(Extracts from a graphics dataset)
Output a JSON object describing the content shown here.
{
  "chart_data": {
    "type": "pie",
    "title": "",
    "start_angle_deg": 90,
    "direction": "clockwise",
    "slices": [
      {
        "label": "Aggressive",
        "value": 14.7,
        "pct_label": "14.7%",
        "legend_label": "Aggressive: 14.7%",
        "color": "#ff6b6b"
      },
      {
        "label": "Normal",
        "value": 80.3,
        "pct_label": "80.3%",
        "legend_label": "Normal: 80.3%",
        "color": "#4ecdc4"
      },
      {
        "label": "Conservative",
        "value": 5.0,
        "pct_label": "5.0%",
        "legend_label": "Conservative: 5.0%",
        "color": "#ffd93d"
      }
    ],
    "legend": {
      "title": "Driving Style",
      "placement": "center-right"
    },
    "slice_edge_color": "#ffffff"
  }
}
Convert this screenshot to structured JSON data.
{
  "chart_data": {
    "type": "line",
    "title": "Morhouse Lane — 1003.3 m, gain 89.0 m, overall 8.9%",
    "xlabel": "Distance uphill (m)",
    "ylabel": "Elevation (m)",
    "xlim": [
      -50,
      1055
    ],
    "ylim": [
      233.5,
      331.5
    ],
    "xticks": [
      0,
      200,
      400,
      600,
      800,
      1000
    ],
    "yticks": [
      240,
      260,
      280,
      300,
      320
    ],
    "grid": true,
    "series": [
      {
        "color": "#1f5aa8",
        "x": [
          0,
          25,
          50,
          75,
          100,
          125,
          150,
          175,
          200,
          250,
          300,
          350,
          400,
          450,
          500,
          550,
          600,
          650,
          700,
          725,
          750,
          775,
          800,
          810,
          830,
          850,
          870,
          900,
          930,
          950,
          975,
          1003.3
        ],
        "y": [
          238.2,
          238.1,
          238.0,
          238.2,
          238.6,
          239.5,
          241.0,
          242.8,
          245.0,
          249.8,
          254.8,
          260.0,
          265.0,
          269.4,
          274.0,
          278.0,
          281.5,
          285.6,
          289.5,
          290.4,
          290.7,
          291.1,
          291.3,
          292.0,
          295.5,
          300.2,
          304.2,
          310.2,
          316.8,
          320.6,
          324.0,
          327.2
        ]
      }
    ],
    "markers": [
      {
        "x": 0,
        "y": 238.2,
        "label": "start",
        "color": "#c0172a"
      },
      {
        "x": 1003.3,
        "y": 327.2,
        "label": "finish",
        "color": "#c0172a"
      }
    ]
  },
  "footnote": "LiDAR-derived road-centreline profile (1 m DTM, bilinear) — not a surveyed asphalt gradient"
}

→ Task prompt
Look for the word "title" and return every line where it occurs.

→ Exercise response
    "title": "",
      "title": "Driving Style",
    "title": "Morhouse Lane — 1003.3 m, gain 89.0 m, overall 8.9%",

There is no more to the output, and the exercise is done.